-- begin Data for processing --
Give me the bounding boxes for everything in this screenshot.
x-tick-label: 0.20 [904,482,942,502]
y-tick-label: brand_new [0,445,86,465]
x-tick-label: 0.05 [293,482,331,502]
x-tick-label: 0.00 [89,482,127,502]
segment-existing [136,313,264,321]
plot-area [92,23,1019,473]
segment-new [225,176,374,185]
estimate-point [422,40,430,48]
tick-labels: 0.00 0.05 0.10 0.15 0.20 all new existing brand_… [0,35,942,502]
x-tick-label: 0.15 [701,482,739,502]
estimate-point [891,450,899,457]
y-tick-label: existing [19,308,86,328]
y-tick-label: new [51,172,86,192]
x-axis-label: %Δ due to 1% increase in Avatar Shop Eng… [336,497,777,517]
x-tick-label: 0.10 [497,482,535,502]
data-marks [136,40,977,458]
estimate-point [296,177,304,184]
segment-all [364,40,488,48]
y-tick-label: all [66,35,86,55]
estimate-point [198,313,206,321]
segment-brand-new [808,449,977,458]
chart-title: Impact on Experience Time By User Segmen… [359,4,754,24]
-- end Data for processing --
_Problem statement_
Reproduce all of the lines above exactly as they appear.

_Answer to this problem_
Give me the bounding boxes for everything in this screenshot.
x-tick-label: 0.20 [904,482,942,502]
y-tick-label: brand_new [0,445,86,465]
x-tick-label: 0.05 [293,482,331,502]
x-tick-label: 0.00 [89,482,127,502]
segment-existing [136,313,264,321]
plot-area [92,23,1019,473]
segment-new [225,176,374,185]
estimate-point [422,40,430,48]
tick-labels: 0.00 0.05 0.10 0.15 0.20 all new existing brand_… [0,35,942,502]
x-tick-label: 0.15 [701,482,739,502]
estimate-point [891,450,899,457]
y-tick-label: existing [19,308,86,328]
y-tick-label: new [51,172,86,192]
x-axis-label: %Δ due to 1% increase in Avatar Shop Eng… [336,497,777,517]
x-tick-label: 0.10 [497,482,535,502]
data-marks [136,40,977,458]
estimate-point [296,177,304,184]
segment-all [364,40,488,48]
y-tick-label: all [66,35,86,55]
estimate-point [198,313,206,321]
segment-brand-new [808,449,977,458]
chart-title: Impact on Experience Time By User Segmen… [359,4,754,24]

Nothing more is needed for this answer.